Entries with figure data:
------------------------------
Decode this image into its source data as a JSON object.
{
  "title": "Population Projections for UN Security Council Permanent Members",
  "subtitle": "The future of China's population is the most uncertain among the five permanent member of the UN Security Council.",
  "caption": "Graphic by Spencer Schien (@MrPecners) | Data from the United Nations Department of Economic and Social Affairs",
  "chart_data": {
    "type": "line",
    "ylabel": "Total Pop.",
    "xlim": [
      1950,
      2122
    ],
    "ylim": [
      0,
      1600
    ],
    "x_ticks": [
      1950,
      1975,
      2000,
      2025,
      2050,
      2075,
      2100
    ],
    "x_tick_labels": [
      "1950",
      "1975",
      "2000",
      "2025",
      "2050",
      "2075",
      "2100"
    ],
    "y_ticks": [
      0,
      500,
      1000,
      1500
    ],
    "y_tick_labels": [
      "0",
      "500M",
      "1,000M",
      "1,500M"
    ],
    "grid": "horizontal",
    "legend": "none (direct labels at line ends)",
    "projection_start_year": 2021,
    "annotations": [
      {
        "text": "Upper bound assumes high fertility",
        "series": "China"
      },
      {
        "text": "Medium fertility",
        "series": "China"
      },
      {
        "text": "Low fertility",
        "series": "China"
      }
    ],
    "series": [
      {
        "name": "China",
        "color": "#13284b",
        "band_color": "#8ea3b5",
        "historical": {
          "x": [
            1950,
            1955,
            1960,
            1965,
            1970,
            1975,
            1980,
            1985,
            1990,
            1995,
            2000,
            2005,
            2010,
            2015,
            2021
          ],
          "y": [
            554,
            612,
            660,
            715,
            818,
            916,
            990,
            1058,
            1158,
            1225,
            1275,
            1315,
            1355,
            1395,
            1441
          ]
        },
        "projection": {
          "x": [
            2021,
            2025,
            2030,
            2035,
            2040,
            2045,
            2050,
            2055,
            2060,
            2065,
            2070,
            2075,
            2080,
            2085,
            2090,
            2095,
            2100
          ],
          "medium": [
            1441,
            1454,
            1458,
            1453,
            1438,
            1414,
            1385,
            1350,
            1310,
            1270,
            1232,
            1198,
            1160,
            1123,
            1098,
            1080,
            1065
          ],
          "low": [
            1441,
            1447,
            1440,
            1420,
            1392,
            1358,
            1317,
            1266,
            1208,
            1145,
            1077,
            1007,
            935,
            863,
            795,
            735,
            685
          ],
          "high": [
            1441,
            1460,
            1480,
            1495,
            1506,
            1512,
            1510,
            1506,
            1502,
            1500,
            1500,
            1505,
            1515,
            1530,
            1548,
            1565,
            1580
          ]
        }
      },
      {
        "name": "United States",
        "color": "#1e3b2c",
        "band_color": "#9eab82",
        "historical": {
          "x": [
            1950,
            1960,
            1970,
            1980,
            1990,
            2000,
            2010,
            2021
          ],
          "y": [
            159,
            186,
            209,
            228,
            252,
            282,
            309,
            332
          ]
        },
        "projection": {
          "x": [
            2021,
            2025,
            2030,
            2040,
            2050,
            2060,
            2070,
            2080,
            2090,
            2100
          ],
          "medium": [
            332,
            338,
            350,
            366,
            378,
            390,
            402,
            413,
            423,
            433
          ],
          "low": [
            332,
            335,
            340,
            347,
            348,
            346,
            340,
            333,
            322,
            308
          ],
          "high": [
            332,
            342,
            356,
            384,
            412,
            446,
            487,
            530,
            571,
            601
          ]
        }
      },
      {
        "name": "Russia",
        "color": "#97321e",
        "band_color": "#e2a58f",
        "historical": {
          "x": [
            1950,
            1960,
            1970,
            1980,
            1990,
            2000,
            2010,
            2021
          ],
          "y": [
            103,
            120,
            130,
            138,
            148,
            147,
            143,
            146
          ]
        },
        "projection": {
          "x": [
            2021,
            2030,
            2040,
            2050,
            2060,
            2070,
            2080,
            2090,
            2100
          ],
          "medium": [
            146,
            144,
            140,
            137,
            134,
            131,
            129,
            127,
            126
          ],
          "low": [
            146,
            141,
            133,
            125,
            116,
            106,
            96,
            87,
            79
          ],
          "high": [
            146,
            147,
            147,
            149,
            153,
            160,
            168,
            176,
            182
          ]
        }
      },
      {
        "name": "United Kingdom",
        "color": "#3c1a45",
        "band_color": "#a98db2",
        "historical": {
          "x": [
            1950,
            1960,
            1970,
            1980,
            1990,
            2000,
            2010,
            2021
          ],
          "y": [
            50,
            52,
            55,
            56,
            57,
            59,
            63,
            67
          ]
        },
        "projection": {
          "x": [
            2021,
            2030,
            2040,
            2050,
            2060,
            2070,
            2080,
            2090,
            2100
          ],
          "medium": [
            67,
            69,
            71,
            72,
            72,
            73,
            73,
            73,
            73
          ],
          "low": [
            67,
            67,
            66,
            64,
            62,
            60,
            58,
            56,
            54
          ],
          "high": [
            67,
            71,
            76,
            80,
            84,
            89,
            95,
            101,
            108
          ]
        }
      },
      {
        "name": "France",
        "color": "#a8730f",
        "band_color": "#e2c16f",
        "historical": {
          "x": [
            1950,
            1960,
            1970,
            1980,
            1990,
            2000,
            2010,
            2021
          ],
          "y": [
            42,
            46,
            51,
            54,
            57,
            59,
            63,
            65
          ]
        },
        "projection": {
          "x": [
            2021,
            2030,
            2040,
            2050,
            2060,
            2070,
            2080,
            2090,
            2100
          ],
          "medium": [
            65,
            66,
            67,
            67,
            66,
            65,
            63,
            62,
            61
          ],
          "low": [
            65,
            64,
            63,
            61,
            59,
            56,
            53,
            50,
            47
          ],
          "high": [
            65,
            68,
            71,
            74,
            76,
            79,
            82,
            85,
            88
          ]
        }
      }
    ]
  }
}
------------------------------
#### [Exercise brief]
Tally up the lines with the word "Council" in them, and answer with that number by itself.

#### [Task answer]
2